>>>
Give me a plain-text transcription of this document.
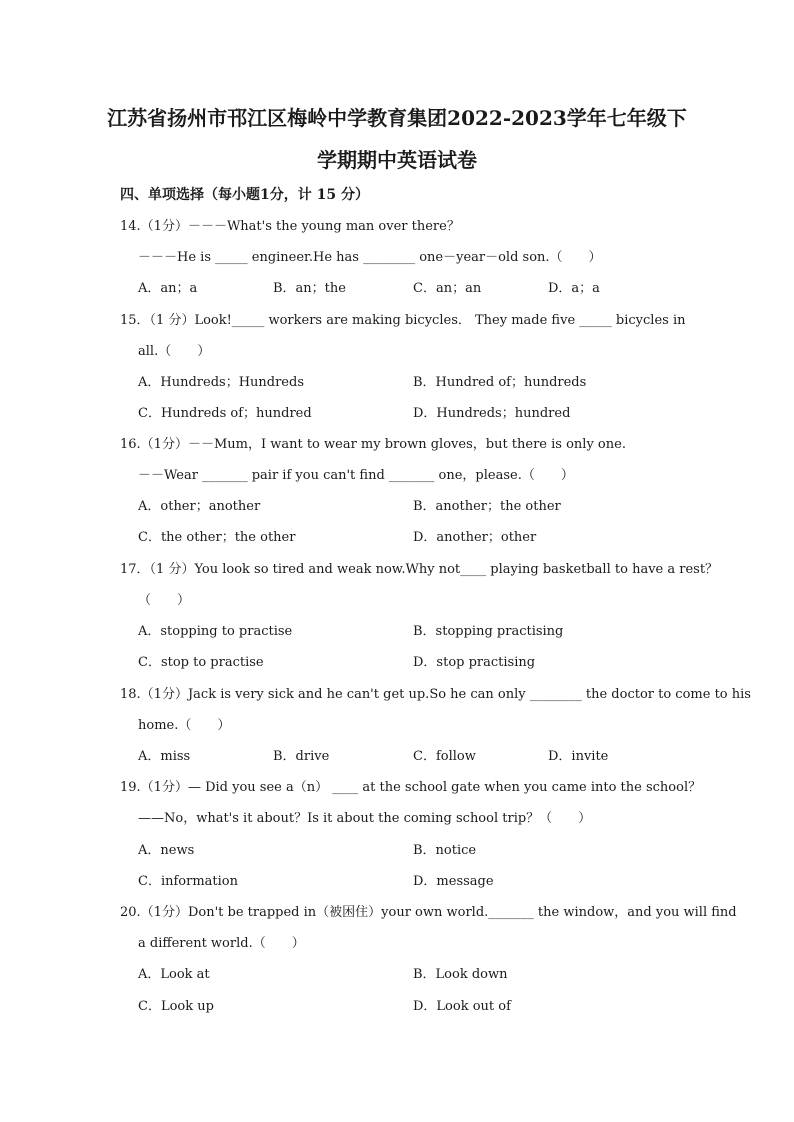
江苏省扬州市邗江区梅岭中学教育集团2022-2023学年七年级下
学期期中英语试卷
四、单项选择（每小题1分，计 15 分）
14.（1分）－－－What's the young man over there？
－－－He is _____ engineer.He has ________ one－year－old son.（　　）
A．an；a	B．an；the	C．an；an	D．a；a
15．（1 分）Look!_____ workers are making bicycles． They made five _____ bicycles in
all.（　　）
A．Hundreds；Hundreds	B．Hundred of；hundreds
C．Hundreds of；hundred	D．Hundreds；hundred
16.（1分）－－Mum，I want to wear my brown gloves，but there is only one.
－－Wear _______ pair if you can't find _______ one，please.（　　）
A．other；another	B．another；the other
C．the other；the other	D．another；other
17．（1 分）You look so tired and weak now.Why not____ playing basketball to have a rest？
（　　）
A．stopping to practise	B．stopping practising
C．stop to practise	D．stop practising
18.（1分）Jack is very sick and he can't get up.So he can only ________ the doctor to come to his
home.（　　）
A．miss	B．drive	C．follow	D．invite
19.（1分）— Did you see a（n） ____ at the school gate when you came into the school？
——No，what's it about？Is it about the coming school trip？（　　）
A．news	B．notice
C．information	D．message
20.（1分）Don't be trapped in（被困住）your own world._______ the window，and you will find
a different world.（　　）
A．Look at	B．Look down
C．Look up	D．Look out of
<<<
TASK TO CARRY OUT: The pictures in the entries should be left out; output everything else exactly.

SOLVED PROBLEM:
Give me a plain-text transcription of this document.
江苏省扬州市邗江区梅岭中学教育集团2022-2023学年七年级下
学期期中英语试卷
四、单项选择（每小题1分，计 15 分）
14.（1分）－－－What's the young man over there？
－－－He is _____ engineer.He has ________ one－year－old son.（　　）
A．an；a	B．an；the	C．an；an	D．a；a
15．（1 分）Look!_____ workers are making bicycles． They made five _____ bicycles in
all.（　　）
A．Hundreds；Hundreds	B．Hundred of；hundreds
C．Hundreds of；hundred	D．Hundreds；hundred
16.（1分）－－Mum，I want to wear my brown gloves，but there is only one.
－－Wear _______ pair if you can't find _______ one，please.（　　）
A．other；another	B．another；the other
C．the other；the other	D．another；other
17．（1 分）You look so tired and weak now.Why not____ playing basketball to have a rest？
（　　）
A．stopping to practise	B．stopping practising
C．stop to practise	D．stop practising
18.（1分）Jack is very sick and he can't get up.So he can only ________ the doctor to come to his
home.（　　）
A．miss	B．drive	C．follow	D．invite
19.（1分）— Did you see a（n） ____ at the school gate when you came into the school？
——No，what's it about？Is it about the coming school trip？（　　）
A．news	B．notice
C．information	D．message
20.（1分）Don't be trapped in（被困住）your own world._______ the window，and you will find
a different world.（　　）
A．Look at	B．Look down
C．Look up	D．Look out of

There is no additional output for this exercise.